● Supplied records:
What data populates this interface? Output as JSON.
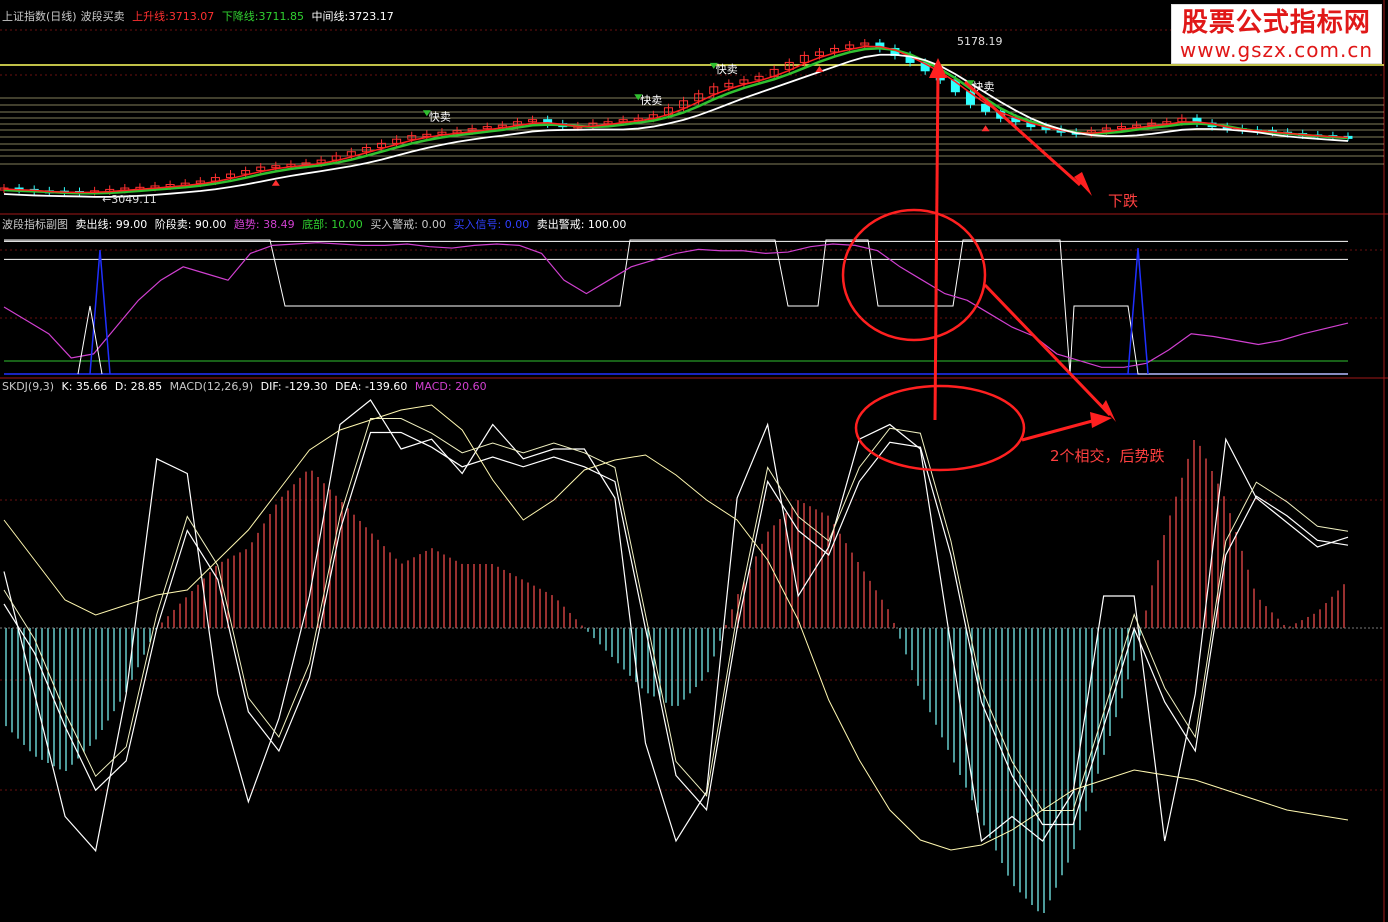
{
  "header_main": {
    "title": "上证指数(日线)",
    "indicator": "波段买卖",
    "up_label": "上升线:",
    "up_value": "3713.07",
    "down_label": "下降线:",
    "down_value": "3711.85",
    "mid_label": "中间线:",
    "mid_value": "3723.17"
  },
  "header_sub": {
    "name": "波段指标副图",
    "sell_line": "卖出线: 99.00",
    "stage_sell": "阶段卖: 90.00",
    "trend": "趋势: 38.49",
    "bottom": "底部: 10.00",
    "buy_warn": "买入警戒: 0.00",
    "buy_signal": "买入信号: 0.00",
    "sell_warn": "卖出警戒: 100.00"
  },
  "header_macd": {
    "skdj": "SKDJ(9,3)",
    "k": "K: 35.66",
    "d": "D: 28.85",
    "macd_name": "MACD(12,26,9)",
    "dif": "DIF: -129.30",
    "dea": "DEA: -139.60",
    "macd": "MACD: 20.60"
  },
  "watermark": {
    "line1": "股票公式指标网",
    "line2": "www.gszx.com.cn"
  },
  "annotations": {
    "low_price": "3049.11",
    "high_price": "5178.19",
    "fast_sell": "快卖",
    "drop_label": "下跌",
    "cross_label": "2个相交，后势跌"
  },
  "colors": {
    "up": "#ff3030",
    "down": "#30ffff",
    "yellow": "#ffff40",
    "white": "#ffffff",
    "green": "#30c030",
    "magenta": "#d040d0",
    "blue": "#2030ff",
    "red": "#ff2020"
  },
  "chart_data": [
    {
      "type": "line",
      "panel": "main",
      "price_labels": {
        "low": 3049.11,
        "high": 5178.19
      },
      "series": [
        {
          "name": "上升线",
          "last": 3713.07
        },
        {
          "name": "下降线",
          "last": 3711.85
        },
        {
          "name": "中间线",
          "last": 3723.17
        }
      ],
      "close": [
        3100,
        3080,
        3060,
        3055,
        3050,
        3049,
        3060,
        3080,
        3100,
        3110,
        3130,
        3150,
        3170,
        3200,
        3250,
        3300,
        3350,
        3400,
        3420,
        3440,
        3460,
        3500,
        3560,
        3620,
        3680,
        3740,
        3800,
        3850,
        3870,
        3900,
        3920,
        3950,
        3980,
        4000,
        4050,
        4080,
        4020,
        3980,
        3990,
        4030,
        4050,
        4080,
        4100,
        4150,
        4250,
        4350,
        4450,
        4550,
        4600,
        4650,
        4700,
        4800,
        4900,
        5000,
        5050,
        5100,
        5150,
        5178,
        5100,
        5000,
        4900,
        4780,
        4650,
        4480,
        4300,
        4200,
        4100,
        4050,
        3980,
        3940,
        3900,
        3880,
        3920,
        3960,
        3980,
        4000,
        4030,
        4050,
        4100,
        4030,
        3980,
        3950,
        3930,
        3920,
        3900,
        3880,
        3860,
        3850,
        3840,
        3830
      ]
    },
    {
      "type": "line",
      "panel": "sub",
      "ylim": [
        0,
        100
      ],
      "series": [
        {
          "name": "趋势",
          "values": [
            50,
            40,
            30,
            12,
            15,
            35,
            55,
            70,
            80,
            75,
            70,
            90,
            96,
            97,
            98,
            97,
            96,
            96,
            97,
            95,
            94,
            96,
            97,
            96,
            90,
            70,
            60,
            70,
            80,
            85,
            90,
            93,
            92,
            92,
            90,
            91,
            95,
            97,
            96,
            92,
            80,
            70,
            60,
            55,
            45,
            35,
            28,
            15,
            10,
            5,
            5,
            8,
            18,
            30,
            28,
            25,
            22,
            25,
            30,
            34,
            38
          ]
        }
      ]
    },
    {
      "type": "line",
      "panel": "macd",
      "series": [
        {
          "name": "K",
          "values": [
            65,
            40,
            15,
            8,
            40,
            88,
            85,
            40,
            18,
            35,
            60,
            95,
            100,
            90,
            92,
            85,
            95,
            88,
            90,
            90,
            80,
            30,
            10,
            20,
            80,
            95,
            60,
            70,
            92,
            95,
            90,
            50,
            10,
            15,
            10,
            20,
            60,
            60,
            10,
            40,
            92,
            80,
            75,
            70,
            72
          ]
        },
        {
          "name": "D",
          "values": [
            60,
            50,
            35,
            22,
            28,
            55,
            75,
            65,
            38,
            30,
            45,
            75,
            95,
            95,
            92,
            88,
            90,
            88,
            90,
            88,
            85,
            55,
            25,
            18,
            55,
            85,
            75,
            70,
            85,
            93,
            92,
            70,
            40,
            25,
            15,
            15,
            35,
            55,
            40,
            30,
            70,
            82,
            78,
            73,
            72
          ]
        },
        {
          "name": "MACD",
          "values": [
            -30,
            -40,
            -45,
            -35,
            -20,
            0,
            10,
            20,
            25,
            40,
            50,
            40,
            30,
            20,
            25,
            20,
            20,
            15,
            10,
            0,
            -10,
            -20,
            -25,
            -15,
            10,
            30,
            40,
            35,
            20,
            5,
            -20,
            -40,
            -60,
            -80,
            -90,
            -70,
            -40,
            -10,
            30,
            60,
            40,
            10,
            0,
            5,
            15
          ]
        }
      ]
    }
  ]
}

● Your objective: Leave out the pictures and copy every record above exactly.

● Finished exercise:
What data populates this interface? Output as JSON.
{
  "header_main": {
    "title": "上证指数(日线)",
    "indicator": "波段买卖",
    "up_label": "上升线:",
    "up_value": "3713.07",
    "down_label": "下降线:",
    "down_value": "3711.85",
    "mid_label": "中间线:",
    "mid_value": "3723.17"
  },
  "header_sub": {
    "name": "波段指标副图",
    "sell_line": "卖出线: 99.00",
    "stage_sell": "阶段卖: 90.00",
    "trend": "趋势: 38.49",
    "bottom": "底部: 10.00",
    "buy_warn": "买入警戒: 0.00",
    "buy_signal": "买入信号: 0.00",
    "sell_warn": "卖出警戒: 100.00"
  },
  "header_macd": {
    "skdj": "SKDJ(9,3)",
    "k": "K: 35.66",
    "d": "D: 28.85",
    "macd_name": "MACD(12,26,9)",
    "dif": "DIF: -129.30",
    "dea": "DEA: -139.60",
    "macd": "MACD: 20.60"
  },
  "watermark": {
    "line1": "股票公式指标网",
    "line2": "www.gszx.com.cn"
  },
  "annotations": {
    "low_price": "3049.11",
    "high_price": "5178.19",
    "fast_sell": "快卖",
    "drop_label": "下跌",
    "cross_label": "2个相交，后势跌"
  },
  "colors": {
    "up": "#ff3030",
    "down": "#30ffff",
    "yellow": "#ffff40",
    "white": "#ffffff",
    "green": "#30c030",
    "magenta": "#d040d0",
    "blue": "#2030ff",
    "red": "#ff2020"
  },
  "chart_data": [
    {
      "type": "line",
      "panel": "main",
      "price_labels": {
        "low": 3049.11,
        "high": 5178.19
      },
      "series": [
        {
          "name": "上升线",
          "last": 3713.07
        },
        {
          "name": "下降线",
          "last": 3711.85
        },
        {
          "name": "中间线",
          "last": 3723.17
        }
      ],
      "close": [
        3100,
        3080,
        3060,
        3055,
        3050,
        3049,
        3060,
        3080,
        3100,
        3110,
        3130,
        3150,
        3170,
        3200,
        3250,
        3300,
        3350,
        3400,
        3420,
        3440,
        3460,
        3500,
        3560,
        3620,
        3680,
        3740,
        3800,
        3850,
        3870,
        3900,
        3920,
        3950,
        3980,
        4000,
        4050,
        4080,
        4020,
        3980,
        3990,
        4030,
        4050,
        4080,
        4100,
        4150,
        4250,
        4350,
        4450,
        4550,
        4600,
        4650,
        4700,
        4800,
        4900,
        5000,
        5050,
        5100,
        5150,
        5178,
        5100,
        5000,
        4900,
        4780,
        4650,
        4480,
        4300,
        4200,
        4100,
        4050,
        3980,
        3940,
        3900,
        3880,
        3920,
        3960,
        3980,
        4000,
        4030,
        4050,
        4100,
        4030,
        3980,
        3950,
        3930,
        3920,
        3900,
        3880,
        3860,
        3850,
        3840,
        3830
      ]
    },
    {
      "type": "line",
      "panel": "sub",
      "ylim": [
        0,
        100
      ],
      "series": [
        {
          "name": "趋势",
          "values": [
            50,
            40,
            30,
            12,
            15,
            35,
            55,
            70,
            80,
            75,
            70,
            90,
            96,
            97,
            98,
            97,
            96,
            96,
            97,
            95,
            94,
            96,
            97,
            96,
            90,
            70,
            60,
            70,
            80,
            85,
            90,
            93,
            92,
            92,
            90,
            91,
            95,
            97,
            96,
            92,
            80,
            70,
            60,
            55,
            45,
            35,
            28,
            15,
            10,
            5,
            5,
            8,
            18,
            30,
            28,
            25,
            22,
            25,
            30,
            34,
            38
          ]
        }
      ]
    },
    {
      "type": "line",
      "panel": "macd",
      "series": [
        {
          "name": "K",
          "values": [
            65,
            40,
            15,
            8,
            40,
            88,
            85,
            40,
            18,
            35,
            60,
            95,
            100,
            90,
            92,
            85,
            95,
            88,
            90,
            90,
            80,
            30,
            10,
            20,
            80,
            95,
            60,
            70,
            92,
            95,
            90,
            50,
            10,
            15,
            10,
            20,
            60,
            60,
            10,
            40,
            92,
            80,
            75,
            70,
            72
          ]
        },
        {
          "name": "D",
          "values": [
            60,
            50,
            35,
            22,
            28,
            55,
            75,
            65,
            38,
            30,
            45,
            75,
            95,
            95,
            92,
            88,
            90,
            88,
            90,
            88,
            85,
            55,
            25,
            18,
            55,
            85,
            75,
            70,
            85,
            93,
            92,
            70,
            40,
            25,
            15,
            15,
            35,
            55,
            40,
            30,
            70,
            82,
            78,
            73,
            72
          ]
        },
        {
          "name": "MACD",
          "values": [
            -30,
            -40,
            -45,
            -35,
            -20,
            0,
            10,
            20,
            25,
            40,
            50,
            40,
            30,
            20,
            25,
            20,
            20,
            15,
            10,
            0,
            -10,
            -20,
            -25,
            -15,
            10,
            30,
            40,
            35,
            20,
            5,
            -20,
            -40,
            -60,
            -80,
            -90,
            -70,
            -40,
            -10,
            30,
            60,
            40,
            10,
            0,
            5,
            15
          ]
        }
      ]
    }
  ]
}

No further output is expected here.